WHAT THE TASK ASKS -> Copy all lines below containing "estimates".

RECORD LIST ->
***
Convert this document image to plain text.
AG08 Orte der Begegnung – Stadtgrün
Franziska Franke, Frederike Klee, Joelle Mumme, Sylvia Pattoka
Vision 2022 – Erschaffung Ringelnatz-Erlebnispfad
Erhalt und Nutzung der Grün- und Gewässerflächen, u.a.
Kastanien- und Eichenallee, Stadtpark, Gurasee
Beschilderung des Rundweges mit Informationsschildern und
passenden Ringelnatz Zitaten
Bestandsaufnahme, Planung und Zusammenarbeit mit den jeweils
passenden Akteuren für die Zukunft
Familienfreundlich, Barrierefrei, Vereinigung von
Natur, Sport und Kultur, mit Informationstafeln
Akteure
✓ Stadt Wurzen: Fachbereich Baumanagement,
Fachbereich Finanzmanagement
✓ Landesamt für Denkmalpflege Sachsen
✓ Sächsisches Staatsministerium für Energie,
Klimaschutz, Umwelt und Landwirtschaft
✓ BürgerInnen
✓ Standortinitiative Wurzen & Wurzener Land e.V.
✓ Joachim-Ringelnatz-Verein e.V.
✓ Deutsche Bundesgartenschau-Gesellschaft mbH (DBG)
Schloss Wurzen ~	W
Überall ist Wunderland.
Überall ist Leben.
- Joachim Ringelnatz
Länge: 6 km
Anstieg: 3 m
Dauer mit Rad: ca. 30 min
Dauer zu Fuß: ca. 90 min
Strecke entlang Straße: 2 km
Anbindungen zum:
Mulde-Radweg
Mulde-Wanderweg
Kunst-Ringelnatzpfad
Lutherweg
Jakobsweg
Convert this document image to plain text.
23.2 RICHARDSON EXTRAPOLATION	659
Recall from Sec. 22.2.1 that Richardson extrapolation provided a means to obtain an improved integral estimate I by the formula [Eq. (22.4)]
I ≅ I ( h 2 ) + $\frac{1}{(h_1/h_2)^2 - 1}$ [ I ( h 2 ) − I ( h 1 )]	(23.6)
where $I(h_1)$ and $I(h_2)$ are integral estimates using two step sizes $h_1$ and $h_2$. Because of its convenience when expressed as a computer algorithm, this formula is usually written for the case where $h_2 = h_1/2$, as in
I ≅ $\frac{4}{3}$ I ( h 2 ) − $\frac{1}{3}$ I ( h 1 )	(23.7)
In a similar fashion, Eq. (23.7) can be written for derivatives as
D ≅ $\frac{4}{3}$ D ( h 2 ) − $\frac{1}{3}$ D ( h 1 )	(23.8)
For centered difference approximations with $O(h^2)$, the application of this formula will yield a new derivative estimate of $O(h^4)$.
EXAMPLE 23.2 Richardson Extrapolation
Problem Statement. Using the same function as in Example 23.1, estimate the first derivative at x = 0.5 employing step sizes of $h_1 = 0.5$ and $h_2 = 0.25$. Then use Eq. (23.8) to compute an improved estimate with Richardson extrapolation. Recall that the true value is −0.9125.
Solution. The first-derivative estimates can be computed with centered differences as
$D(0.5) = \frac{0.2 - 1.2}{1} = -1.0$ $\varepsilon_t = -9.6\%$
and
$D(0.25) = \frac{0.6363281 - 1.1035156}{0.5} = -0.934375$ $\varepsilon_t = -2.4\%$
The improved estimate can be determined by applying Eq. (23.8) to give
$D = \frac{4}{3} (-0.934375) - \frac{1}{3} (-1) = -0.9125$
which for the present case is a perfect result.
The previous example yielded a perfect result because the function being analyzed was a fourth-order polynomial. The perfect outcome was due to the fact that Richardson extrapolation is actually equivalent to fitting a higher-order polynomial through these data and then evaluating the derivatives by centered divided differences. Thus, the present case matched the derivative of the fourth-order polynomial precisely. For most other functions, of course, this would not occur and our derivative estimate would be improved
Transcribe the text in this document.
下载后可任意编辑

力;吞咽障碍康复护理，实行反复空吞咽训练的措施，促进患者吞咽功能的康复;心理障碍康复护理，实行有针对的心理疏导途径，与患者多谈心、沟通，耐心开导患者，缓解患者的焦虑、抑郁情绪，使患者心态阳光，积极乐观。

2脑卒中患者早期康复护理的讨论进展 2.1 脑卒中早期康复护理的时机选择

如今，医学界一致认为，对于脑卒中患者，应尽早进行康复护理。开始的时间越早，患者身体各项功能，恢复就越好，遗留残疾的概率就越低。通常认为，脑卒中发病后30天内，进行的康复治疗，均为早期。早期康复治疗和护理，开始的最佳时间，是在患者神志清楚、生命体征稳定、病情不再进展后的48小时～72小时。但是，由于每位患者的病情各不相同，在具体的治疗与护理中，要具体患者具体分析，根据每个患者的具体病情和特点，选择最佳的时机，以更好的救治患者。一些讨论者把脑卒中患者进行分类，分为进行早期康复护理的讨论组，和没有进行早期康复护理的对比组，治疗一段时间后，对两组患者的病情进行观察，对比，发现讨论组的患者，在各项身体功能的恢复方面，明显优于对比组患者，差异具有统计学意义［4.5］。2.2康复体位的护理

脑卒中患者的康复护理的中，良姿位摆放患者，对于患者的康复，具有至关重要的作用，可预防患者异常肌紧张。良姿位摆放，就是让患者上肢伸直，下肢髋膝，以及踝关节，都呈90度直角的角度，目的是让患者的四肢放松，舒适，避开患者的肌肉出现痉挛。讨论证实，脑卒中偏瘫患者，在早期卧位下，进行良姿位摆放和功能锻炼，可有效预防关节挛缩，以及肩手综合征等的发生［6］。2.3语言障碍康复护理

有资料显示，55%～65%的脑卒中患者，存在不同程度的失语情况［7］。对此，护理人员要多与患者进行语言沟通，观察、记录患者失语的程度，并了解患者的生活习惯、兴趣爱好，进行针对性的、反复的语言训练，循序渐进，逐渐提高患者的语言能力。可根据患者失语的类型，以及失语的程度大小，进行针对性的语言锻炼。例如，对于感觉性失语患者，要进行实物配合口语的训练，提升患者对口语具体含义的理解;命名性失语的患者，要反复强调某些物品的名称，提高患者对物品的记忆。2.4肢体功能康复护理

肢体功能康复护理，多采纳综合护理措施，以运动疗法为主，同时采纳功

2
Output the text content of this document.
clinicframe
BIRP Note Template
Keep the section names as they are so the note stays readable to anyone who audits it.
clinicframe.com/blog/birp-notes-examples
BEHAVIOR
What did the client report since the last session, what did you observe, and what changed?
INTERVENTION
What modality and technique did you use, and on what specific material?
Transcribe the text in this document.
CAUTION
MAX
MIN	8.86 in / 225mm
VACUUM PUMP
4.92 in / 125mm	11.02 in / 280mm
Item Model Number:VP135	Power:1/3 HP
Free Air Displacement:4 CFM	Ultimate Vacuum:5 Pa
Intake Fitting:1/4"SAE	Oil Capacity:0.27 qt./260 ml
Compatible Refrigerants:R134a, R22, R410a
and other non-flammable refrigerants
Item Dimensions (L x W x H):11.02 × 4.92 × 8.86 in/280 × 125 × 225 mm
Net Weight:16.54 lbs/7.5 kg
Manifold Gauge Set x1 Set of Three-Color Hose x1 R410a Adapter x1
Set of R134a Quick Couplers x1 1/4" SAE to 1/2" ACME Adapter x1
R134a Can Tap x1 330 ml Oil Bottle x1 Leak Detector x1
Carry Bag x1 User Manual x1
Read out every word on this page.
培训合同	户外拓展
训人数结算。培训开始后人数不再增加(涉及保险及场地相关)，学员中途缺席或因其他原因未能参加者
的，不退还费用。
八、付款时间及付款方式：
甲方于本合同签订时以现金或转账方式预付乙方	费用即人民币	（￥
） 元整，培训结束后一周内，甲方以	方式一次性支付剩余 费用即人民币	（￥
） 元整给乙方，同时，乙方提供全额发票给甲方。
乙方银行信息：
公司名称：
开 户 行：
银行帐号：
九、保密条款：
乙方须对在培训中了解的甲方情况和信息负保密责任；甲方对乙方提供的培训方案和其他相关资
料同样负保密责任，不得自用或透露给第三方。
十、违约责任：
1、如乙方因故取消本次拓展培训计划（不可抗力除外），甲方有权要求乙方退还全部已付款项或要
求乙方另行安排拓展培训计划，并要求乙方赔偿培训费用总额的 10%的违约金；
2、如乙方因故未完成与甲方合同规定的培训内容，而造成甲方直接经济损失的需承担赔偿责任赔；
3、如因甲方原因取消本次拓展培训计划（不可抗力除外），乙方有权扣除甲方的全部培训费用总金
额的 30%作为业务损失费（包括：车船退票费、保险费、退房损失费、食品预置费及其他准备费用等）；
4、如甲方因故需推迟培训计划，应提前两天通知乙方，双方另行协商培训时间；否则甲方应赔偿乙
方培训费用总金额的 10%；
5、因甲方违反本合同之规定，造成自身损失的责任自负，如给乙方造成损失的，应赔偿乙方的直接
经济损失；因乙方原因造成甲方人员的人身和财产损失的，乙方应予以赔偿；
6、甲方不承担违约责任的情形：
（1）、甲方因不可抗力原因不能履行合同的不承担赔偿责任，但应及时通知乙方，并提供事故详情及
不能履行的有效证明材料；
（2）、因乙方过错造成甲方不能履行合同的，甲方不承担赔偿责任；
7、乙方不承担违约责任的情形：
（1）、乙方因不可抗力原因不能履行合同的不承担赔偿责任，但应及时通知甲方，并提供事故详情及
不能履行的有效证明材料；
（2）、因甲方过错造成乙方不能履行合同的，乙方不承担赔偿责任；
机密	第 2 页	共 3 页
***
ANSWER TO THIS EXERCISE ->
where $I(h_1)$ and $I(h_2)$ are integral estimates using two step sizes $h_1$ and $h_2$. Because of its convenience when expressed as a computer algorithm, this formula is usually written for the case where $h_2 = h_1/2$, as in
Solution. The first-derivative estimates can be computed with centered differences as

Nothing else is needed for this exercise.